### EXERCISE REQUIREMENTS
Return the listing word for word, as given.

### TASK DATA
------------------------------------------------

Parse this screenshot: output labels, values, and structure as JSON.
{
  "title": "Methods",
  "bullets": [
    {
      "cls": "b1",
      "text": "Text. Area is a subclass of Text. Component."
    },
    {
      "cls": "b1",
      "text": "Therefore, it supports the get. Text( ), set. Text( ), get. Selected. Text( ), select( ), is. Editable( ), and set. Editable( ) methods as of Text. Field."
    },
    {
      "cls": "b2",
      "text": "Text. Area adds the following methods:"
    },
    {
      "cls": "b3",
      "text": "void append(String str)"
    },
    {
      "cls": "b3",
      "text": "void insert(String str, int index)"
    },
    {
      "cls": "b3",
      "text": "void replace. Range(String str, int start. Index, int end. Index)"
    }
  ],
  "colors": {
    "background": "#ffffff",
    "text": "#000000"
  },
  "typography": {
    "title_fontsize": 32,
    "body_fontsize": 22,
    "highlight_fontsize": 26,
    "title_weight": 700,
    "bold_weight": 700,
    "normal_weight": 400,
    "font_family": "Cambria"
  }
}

------------------------------------------------

### RESULT OF THE EXERCISE
Parse this screenshot: output labels, values, and structure as JSON.
{
  "title": "Methods",
  "bullets": [
    {
      "cls": "b1",
      "text": "Text. Area is a subclass of Text. Component."
    },
    {
      "cls": "b1",
      "text": "Therefore, it supports the get. Text( ), set. Text( ), get. Selected. Text( ), select( ), is. Editable( ), and set. Editable( ) methods as of Text. Field."
    },
    {
      "cls": "b2",
      "text": "Text. Area adds the following methods:"
    },
    {
      "cls": "b3",
      "text": "void append(String str)"
    },
    {
      "cls": "b3",
      "text": "void insert(String str, int index)"
    },
    {
      "cls": "b3",
      "text": "void replace. Range(String str, int start. Index, int end. Index)"
    }
  ],
  "colors": {
    "background": "#ffffff",
    "text": "#000000"
  },
  "typography": {
    "title_fontsize": 32,
    "body_fontsize": 22,
    "highlight_fontsize": 26,
    "title_weight": 700,
    "bold_weight": 700,
    "normal_weight": 400,
    "font_family": "Cambria"
  }
}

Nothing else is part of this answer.